— start DATASET RECORDS —
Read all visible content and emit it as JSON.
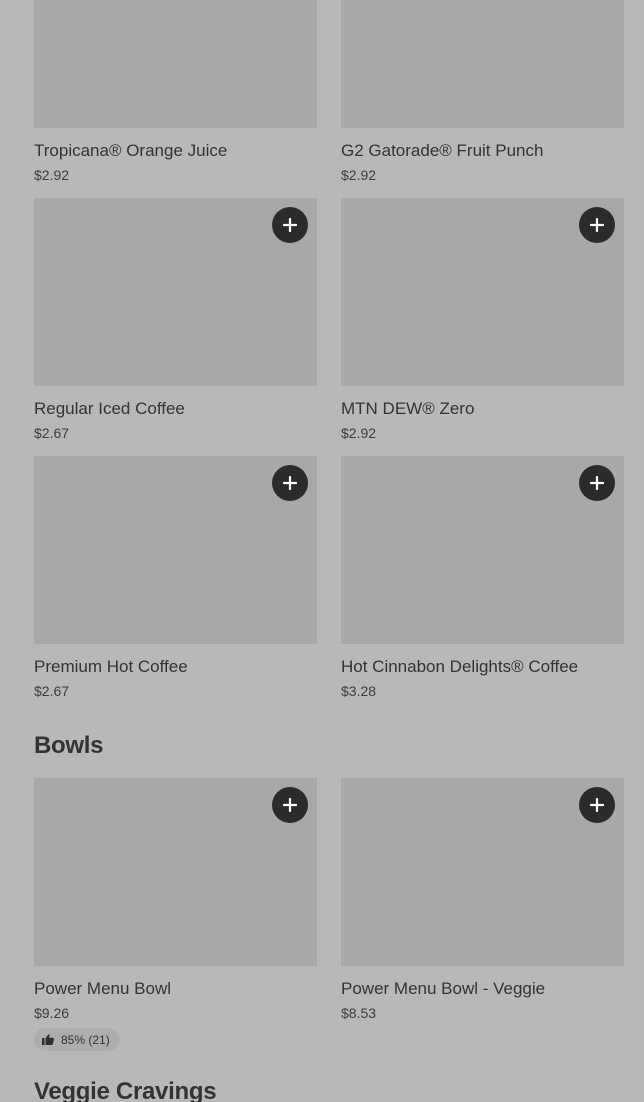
{
  "drinks": [
    {
      "name": "Tropicana® Orange Juice",
      "price": "$2.92"
    },
    {
      "name": "G2 Gatorade® Fruit Punch",
      "price": "$2.92"
    },
    {
      "name": "Regular Iced Coffee",
      "price": "$2.67"
    },
    {
      "name": "MTN DEW® Zero",
      "price": "$2.92"
    },
    {
      "name": "Premium Hot Coffee",
      "price": "$2.67"
    },
    {
      "name": "Hot Cinnabon Delights® Coffee",
      "price": "$3.28"
    }
  ],
  "bowls": {
    "title": "Bowls",
    "items": [
      {
        "name": "Power Menu Bowl",
        "price": "$9.26",
        "rating": "85% (21)"
      },
      {
        "name": "Power Menu Bowl - Veggie",
        "price": "$8.53"
      }
    ]
  },
  "veggie": {
    "title": "Veggie Cravings"
  },
  "icons": {
    "add": "plus-icon",
    "rating": "thumbs-up-icon"
  },
  "colors": {
    "background": "#b8b8b8",
    "image_placeholder": "#a8a8a8",
    "add_button": "#2b2b2b"
  }
}
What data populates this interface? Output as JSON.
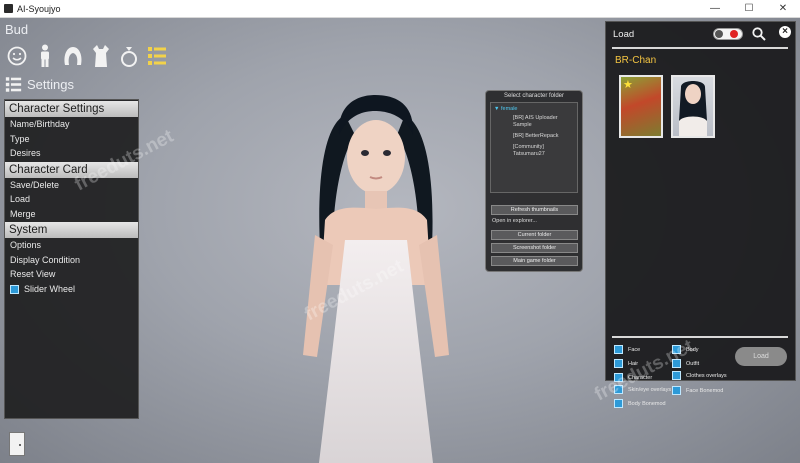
{
  "window": {
    "title": "AI-Syoujyo",
    "min_glyph": "—",
    "max_glyph": "☐",
    "close_glyph": "✕"
  },
  "mode_label": "Bud",
  "top_icons": [
    "smile-icon",
    "body-icon",
    "hair-icon",
    "outfit-icon",
    "ring-icon",
    "list-icon"
  ],
  "settings_header": {
    "label": "Settings"
  },
  "left_menu": {
    "character_settings": {
      "title": "Character Settings",
      "items": [
        "Name/Birthday",
        "Type",
        "Desires"
      ]
    },
    "character_card": {
      "title": "Character Card",
      "items": [
        "Save/Delete",
        "Load",
        "Merge"
      ]
    },
    "system": {
      "title": "System",
      "items": [
        "Options",
        "Display Condition",
        "Reset View"
      ],
      "checkbox": {
        "label": "Slider Wheel",
        "checked": true
      }
    }
  },
  "folder_dialog": {
    "title": "Select character folder",
    "root": "female",
    "children": [
      "[BR] AIS Uploader Sample",
      "[BR] BetterRepack",
      "[Community] Tatsumaru27"
    ],
    "refresh": "Refresh thumbnails",
    "open_explorer": "Open in explorer...",
    "current": "Current folder",
    "screenshot": "Screenshot folder",
    "main_game": "Main game folder"
  },
  "load_panel": {
    "title": "Load",
    "folder_name": "BR-Chan",
    "options": [
      {
        "label": "Face",
        "checked": true
      },
      {
        "label": "Body",
        "checked": true
      },
      {
        "label": "Hair",
        "checked": true
      },
      {
        "label": "Outfit",
        "checked": true
      },
      {
        "label": "Character",
        "checked": true
      },
      {
        "label": "Clothes overlays",
        "checked": true
      },
      {
        "label": "Skin/eye overlays",
        "checked": true
      },
      {
        "label": "Face Bonemod",
        "checked": true
      },
      {
        "label": "Body Bonemod",
        "checked": true
      }
    ],
    "load_button": "Load"
  },
  "watermarks": [
    "freeduts.net",
    "freeduts.net",
    "freeduts.net"
  ],
  "colors": {
    "accent_blue": "#2d9ad8",
    "folder_yellow": "#f4c542",
    "toggle_red": "#e02424"
  }
}
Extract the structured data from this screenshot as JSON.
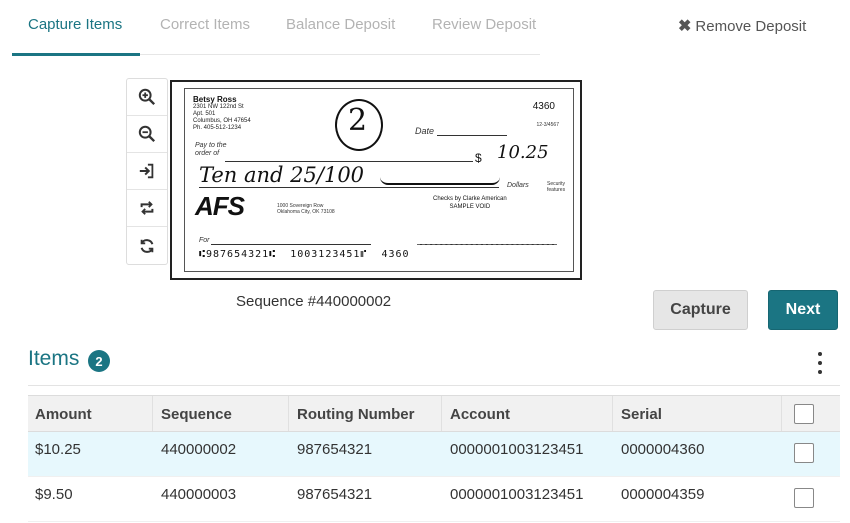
{
  "tabs": [
    {
      "label": "Capture Items",
      "active": true
    },
    {
      "label": "Correct Items",
      "active": false
    },
    {
      "label": "Balance Deposit",
      "active": false
    },
    {
      "label": "Review Deposit",
      "active": false
    }
  ],
  "remove_deposit": {
    "icon": "close-icon",
    "label": "Remove Deposit"
  },
  "toolbar": {
    "icons": [
      "zoom-in-icon",
      "zoom-out-icon",
      "sign-in-icon",
      "rotate-icon",
      "refresh-icon"
    ]
  },
  "check": {
    "name": "Betsy Ross",
    "address": "2301 NW 122nd St\nApt. 501\nColumbus, OH 47654\nPh. 405-512-1234",
    "number": "4360",
    "fraction": "12-3/4567",
    "date_label": "Date",
    "pay_to": "Pay to the\norder of",
    "dollar_sign": "$",
    "amount_handwritten": "10.25",
    "words_handwritten": "Ten and 25/100",
    "dollars_label": "Dollars",
    "lock_text": "Security features",
    "logo": "AFS",
    "bank_address": "1000 Sovereign Row\nOklahoma City, OK 73108",
    "printer": "Checks by Clarke American\nSAMPLE VOID",
    "for_label": "For",
    "micr": "⑆987654321⑆  1003123451⑈  4360",
    "circled_number": "2"
  },
  "sequence": "Sequence #440000002",
  "buttons": {
    "capture": "Capture",
    "next": "Next"
  },
  "items": {
    "title": "Items",
    "count": "2",
    "columns": [
      "Amount",
      "Sequence",
      "Routing Number",
      "Account",
      "Serial"
    ],
    "rows": [
      {
        "amount": "$10.25",
        "sequence": "440000002",
        "routing": "987654321",
        "account": "0000001003123451",
        "serial": "0000004360"
      },
      {
        "amount": "$9.50",
        "sequence": "440000003",
        "routing": "987654321",
        "account": "0000001003123451",
        "serial": "0000004359"
      }
    ]
  },
  "colors": {
    "accent": "#1b7583",
    "row_highlight": "#e7f8fd"
  }
}
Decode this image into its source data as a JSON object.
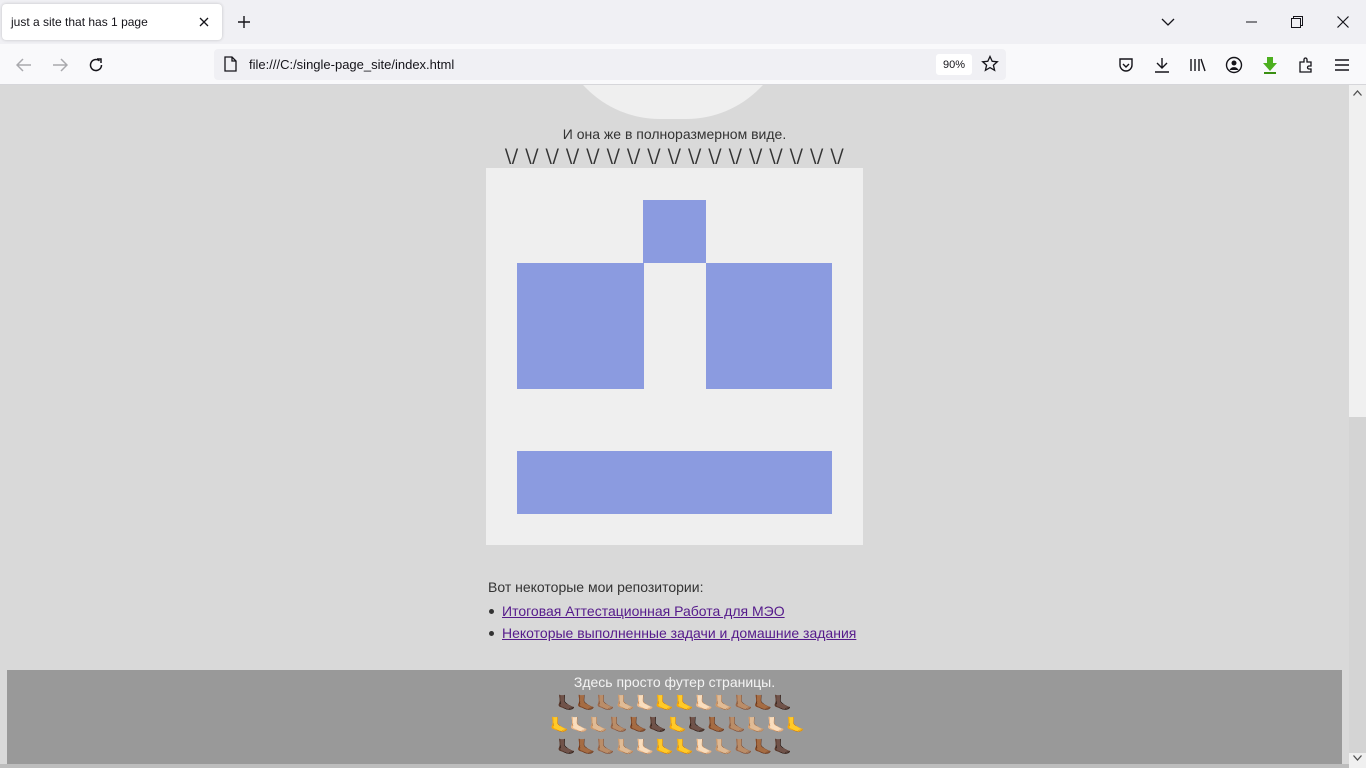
{
  "browser": {
    "tab_title": "just a site that has 1 page",
    "url": "file:///C:/single-page_site/index.html",
    "zoom": "90%"
  },
  "page": {
    "caption": "И она же в полноразмерном виде.",
    "zigzag": "\\/ \\/ \\/ \\/ \\/ \\/ \\/ \\/ \\/ \\/ \\/ \\/ \\/ \\/ \\/ \\/ \\/",
    "repos_title": "Вот некоторые мои репозитории:",
    "repos": [
      {
        "label": "Итоговая Аттестационная Работа для МЭО"
      },
      {
        "label": "Некоторые выполненные задачи и домашние задания"
      }
    ],
    "footer_text": "Здесь просто футер страницы.",
    "feet_rows": [
      "🦶🏿🦶🏾🦶🏽🦶🏼🦶🏻🦶🦶🦶🏻🦶🏼🦶🏽🦶🏾🦶🏿",
      "🦶🦶🏻🦶🏼🦶🏽🦶🏾🦶🏿🦶🦶🏿🦶🏾🦶🏽🦶🏼🦶🏻🦶",
      "🦶🏿🦶🏾🦶🏽🦶🏼🦶🏻🦶🦶🦶🏻🦶🏼🦶🏽🦶🏾🦶🏿"
    ]
  },
  "colors": {
    "accent_blue": "#8b9be0",
    "footer_bg": "#999999",
    "link": "#551a8b"
  }
}
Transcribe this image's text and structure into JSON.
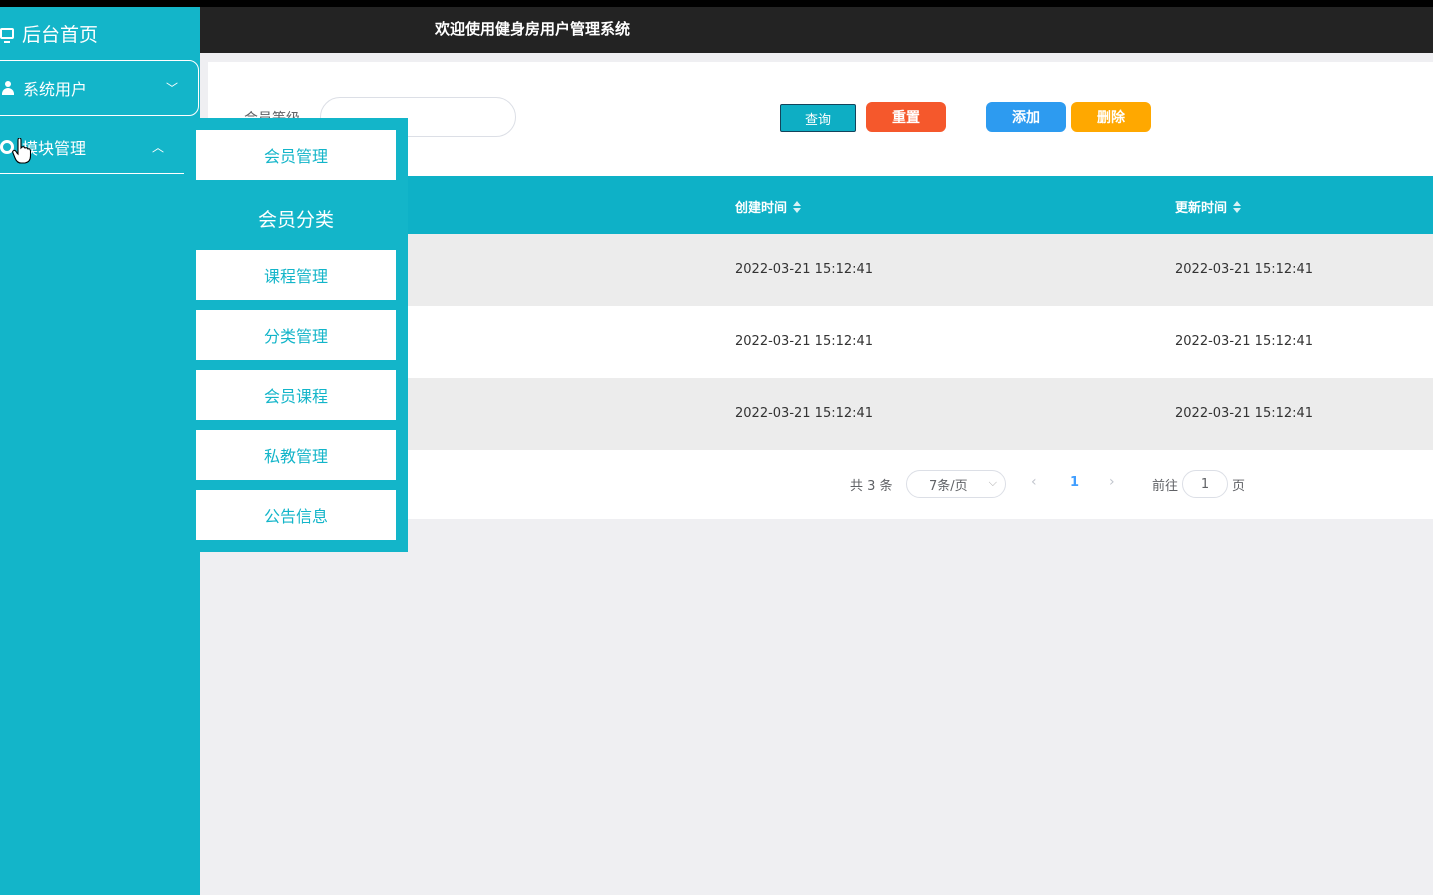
{
  "app": {
    "title": "欢迎使用健身房用户管理系统"
  },
  "sidebar": {
    "home": "后台首页",
    "users": "系统用户",
    "modules": "模块管理",
    "chevron_down": "﹀",
    "chevron_up": "︿",
    "icons": {
      "home": "monitor-icon",
      "users": "user-icon",
      "modules": "gear-icon"
    }
  },
  "submenu": {
    "items": [
      "会员管理",
      "会员分类",
      "课程管理",
      "分类管理",
      "会员课程",
      "私教管理",
      "公告信息"
    ],
    "active_index": 1
  },
  "search": {
    "label": "会员等级",
    "value": "",
    "buttons": {
      "query": "查询",
      "reset": "重置",
      "add": "添加",
      "delete": "删除"
    }
  },
  "table": {
    "columns": [
      "创建时间",
      "更新时间"
    ],
    "rows": [
      [
        "2022-03-21 15:12:41",
        "2022-03-21 15:12:41"
      ],
      [
        "2022-03-21 15:12:41",
        "2022-03-21 15:12:41"
      ],
      [
        "2022-03-21 15:12:41",
        "2022-03-21 15:12:41"
      ]
    ]
  },
  "pagination": {
    "total_text": "共 3 条",
    "page_size": "7条/页",
    "prev": "‹",
    "next": "›",
    "current_page": "1",
    "goto_label": "前往",
    "jump_value": "1",
    "page_suffix": "页"
  },
  "colors": {
    "primary": "#13b5c9",
    "header": "#0eb1c7",
    "topbar": "#232323",
    "reset": "#f5582c",
    "add": "#2d9bf0",
    "delete": "#ffa800"
  }
}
— end DATASET RECORDS —
## WRITTEN REQUEST
Find all the lines containing "Power" in the material, then copy them.

## TASK RESPONSE
        "name": "Power Menu Bowl",
        "name": "Power Menu Bowl - Veggie",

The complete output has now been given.